- [Source data]:
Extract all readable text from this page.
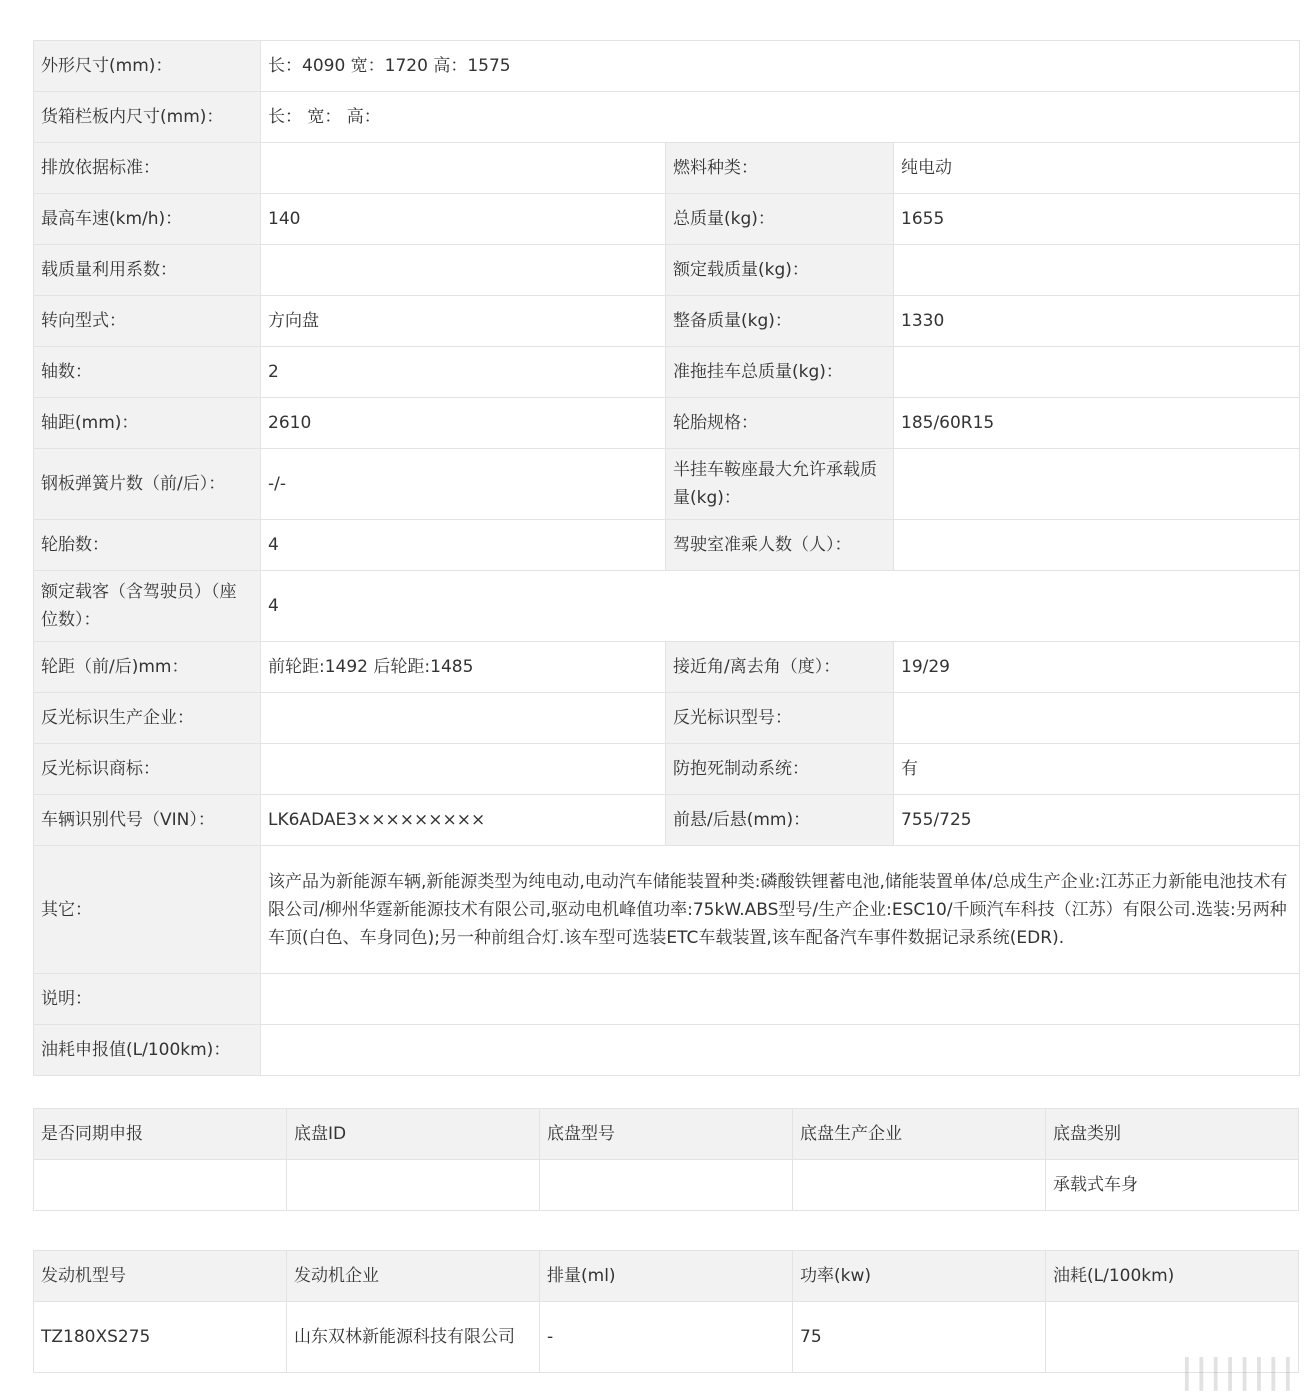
外形尺寸(mm)：	长：4090 宽：1720 高：1575		
货箱栏板内尺寸(mm)：	长： 宽： 高：		
排放依据标准：		燃料种类：	纯电动
最高车速(km/h)：	140	总质量(kg)：	1655
载质量利用系数：		额定载质量(kg)：	
转向型式：	方向盘	整备质量(kg)：	1330
轴数：	2	准拖挂车总质量(kg)：	
轴距(mm)：	2610	轮胎规格：	185/60R15
钢板弹簧片数（前/后）：	-/-	半挂车鞍座最大允许承载质量(kg)：	
轮胎数：	4	驾驶室准乘人数（人）：	
额定载客（含驾驶员）（座位数）：	4		
轮距（前/后)mm：	前轮距:1492 后轮距:1485	接近角/离去角（度）：	19/29
反光标识生产企业：		反光标识型号：	
反光标识商标：		防抱死制动系统：	有
车辆识别代号（VIN）：	LK6ADAE3×××××××××	前悬/后悬(mm)：	755/725
其它：	该产品为新能源车辆,新能源类型为纯电动,电动汽车储能装置种类:磷酸铁锂蓄电池,储能装置单体/总成生产企业:江苏正力新能电池技术有限公司/柳州华霆新能源技术有限公司,驱动电机峰值功率:75kW.ABS型号/生产企业:ESC10/千顾汽车科技（江苏）有限公司.选装:另两种车顶(白色、车身同色);另一种前组合灯.该车型可选装ETC车载装置,该车配备汽车事件数据记录系统(EDR).		
说明：			
油耗申报值(L/100km)：			
是否同期申报	底盘ID	底盘型号	底盘生产企业	底盘类别
				承载式车身
发动机型号	发动机企业	排量(ml)	功率(kw)	油耗(L/100km)
TZ180XS275	山东双林新能源科技有限公司	-	75	
||||||||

- [Task requirements]:
Except for the pictures, reproduce every line exactly.

- [Answer to the task]:
Extract all readable text from this page.
外形尺寸(mm)：	长：4090 宽：1720 高：1575		
货箱栏板内尺寸(mm)：	长： 宽： 高：		
排放依据标准：		燃料种类：	纯电动
最高车速(km/h)：	140	总质量(kg)：	1655
载质量利用系数：		额定载质量(kg)：	
转向型式：	方向盘	整备质量(kg)：	1330
轴数：	2	准拖挂车总质量(kg)：	
轴距(mm)：	2610	轮胎规格：	185/60R15
钢板弹簧片数（前/后）：	-/-	半挂车鞍座最大允许承载质量(kg)：	
轮胎数：	4	驾驶室准乘人数（人）：	
额定载客（含驾驶员）（座位数）：	4		
轮距（前/后)mm：	前轮距:1492 后轮距:1485	接近角/离去角（度）：	19/29
反光标识生产企业：		反光标识型号：	
反光标识商标：		防抱死制动系统：	有
车辆识别代号（VIN）：	LK6ADAE3×××××××××	前悬/后悬(mm)：	755/725
其它：	该产品为新能源车辆,新能源类型为纯电动,电动汽车储能装置种类:磷酸铁锂蓄电池,储能装置单体/总成生产企业:江苏正力新能电池技术有限公司/柳州华霆新能源技术有限公司,驱动电机峰值功率:75kW.ABS型号/生产企业:ESC10/千顾汽车科技（江苏）有限公司.选装:另两种车顶(白色、车身同色);另一种前组合灯.该车型可选装ETC车载装置,该车配备汽车事件数据记录系统(EDR).		
说明：			
油耗申报值(L/100km)：			
是否同期申报	底盘ID	底盘型号	底盘生产企业	底盘类别
				承载式车身
发动机型号	发动机企业	排量(ml)	功率(kw)	油耗(L/100km)
TZ180XS275	山东双林新能源科技有限公司	-	75	
||||||||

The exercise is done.